**DIRECTIONS**
Write out the listing below in full and exactly, leaving out every picture.

─── INPUT ROWS ───

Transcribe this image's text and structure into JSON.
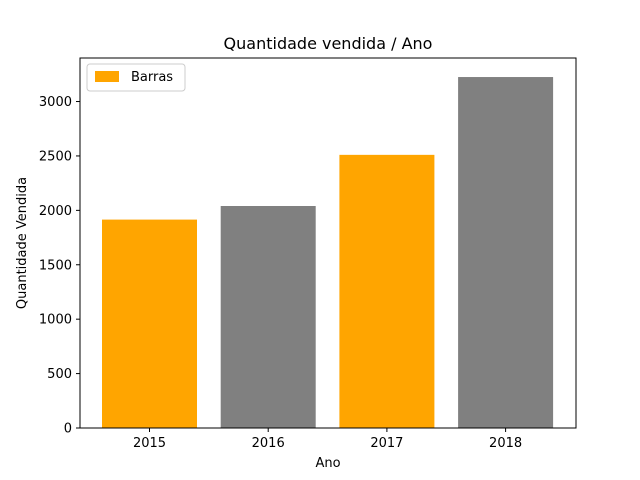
{
  "chart_data": {
    "type": "bar",
    "title": "Quantidade vendida / Ano",
    "xlabel": "Ano",
    "ylabel": "Quantidade Vendida",
    "categories": [
      "2015",
      "2016",
      "2017",
      "2018"
    ],
    "values": [
      1915,
      2040,
      2510,
      3225
    ],
    "bar_colors": [
      "#FFA500",
      "#808080",
      "#FFA500",
      "#808080"
    ],
    "ylim": [
      0,
      3400
    ],
    "yticks": [
      0,
      500,
      1000,
      1500,
      2000,
      2500,
      3000
    ],
    "grid": false,
    "legend": {
      "position": "top-left",
      "entries": [
        {
          "label": "Barras",
          "color": "#FFA500"
        }
      ]
    }
  }
}
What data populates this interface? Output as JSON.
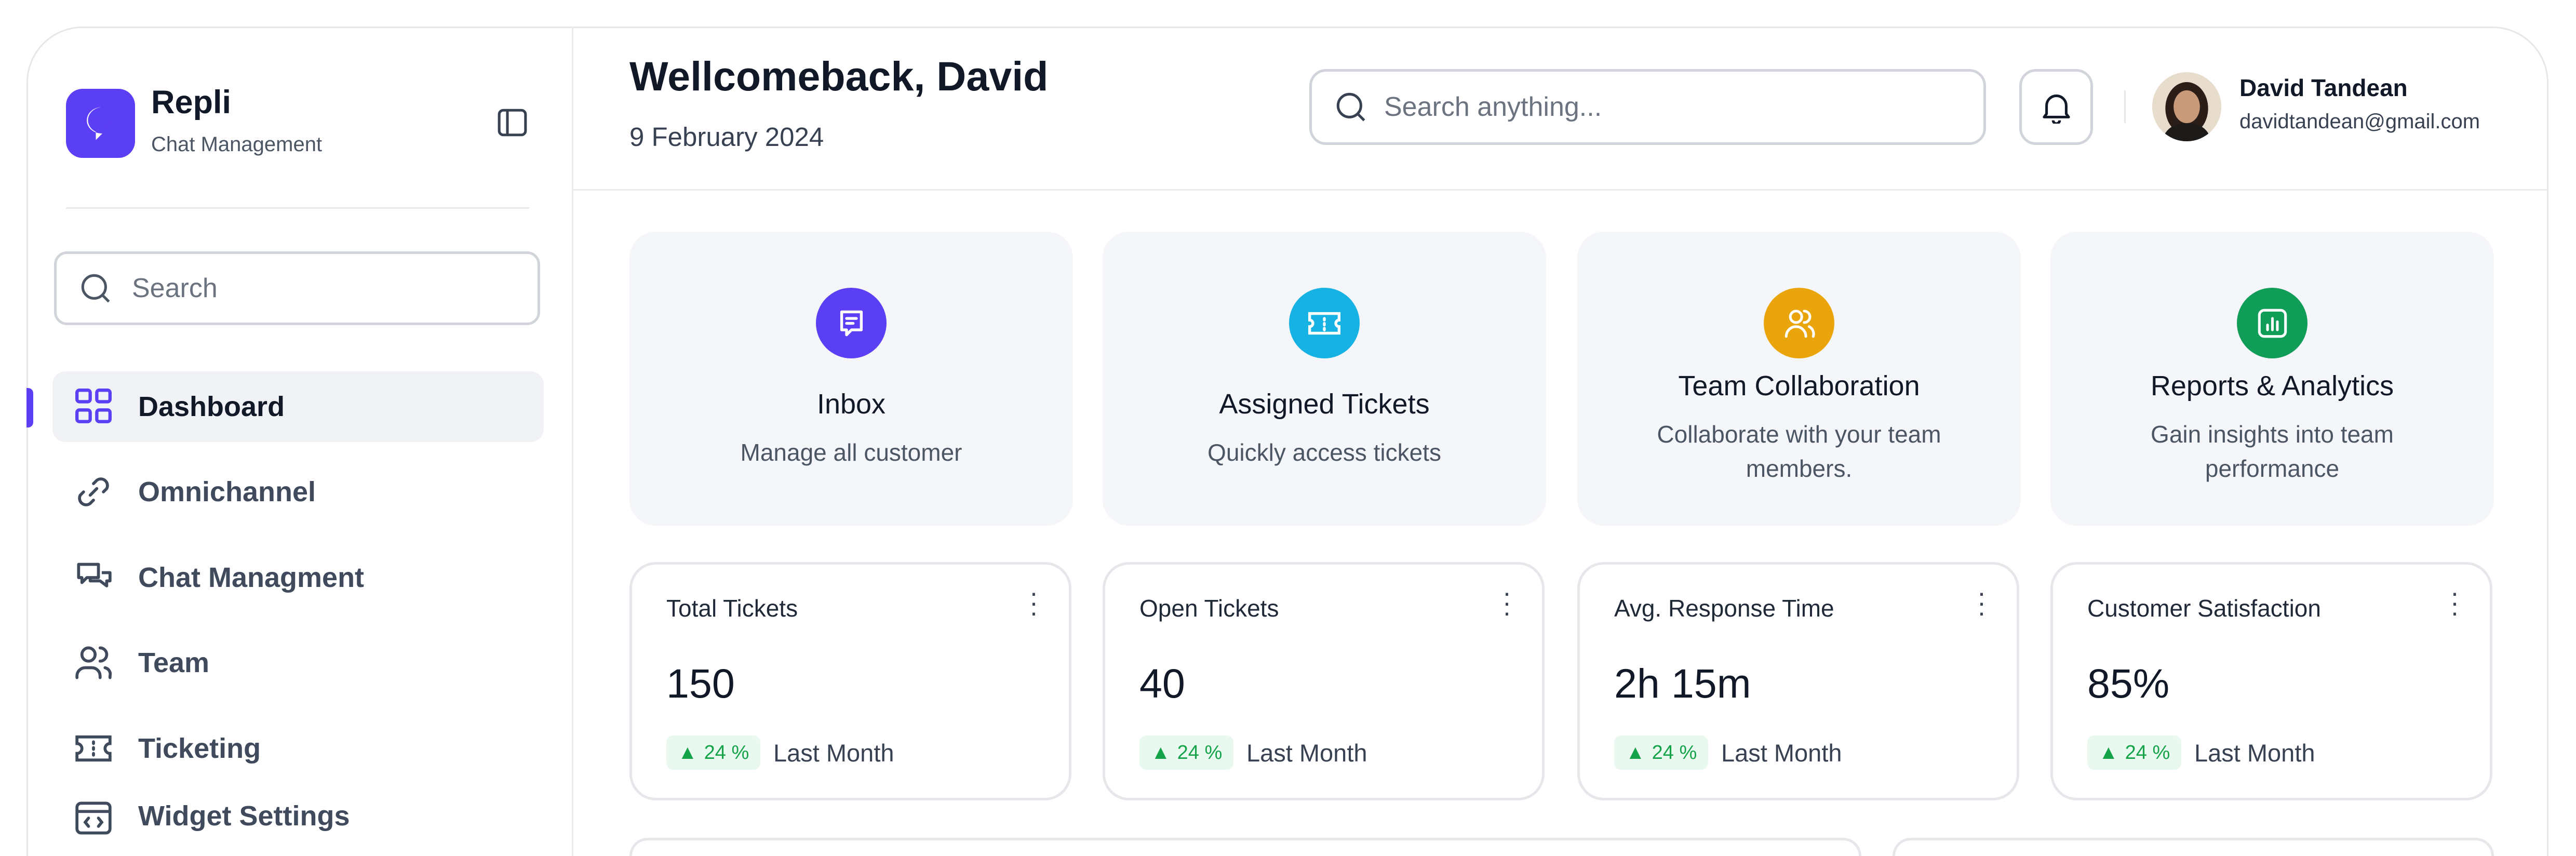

───

**ANSWER TO THE PROBLEM**
Transcribe this image's text and structure into JSON.
{
  "chart_data": {
    "type": "bar",
    "title": "Quantidade vendida / Ano",
    "xlabel": "Ano",
    "ylabel": "Quantidade Vendida",
    "categories": [
      "2015",
      "2016",
      "2017",
      "2018"
    ],
    "values": [
      1915,
      2040,
      2510,
      3225
    ],
    "bar_colors": [
      "#FFA500",
      "#808080",
      "#FFA500",
      "#808080"
    ],
    "ylim": [
      0,
      3400
    ],
    "yticks": [
      0,
      500,
      1000,
      1500,
      2000,
      2500,
      3000
    ],
    "grid": false,
    "legend": {
      "position": "top-left",
      "entries": [
        {
          "label": "Barras",
          "color": "#FFA500"
        }
      ]
    }
  }
}
What data populates this interface? Output as JSON.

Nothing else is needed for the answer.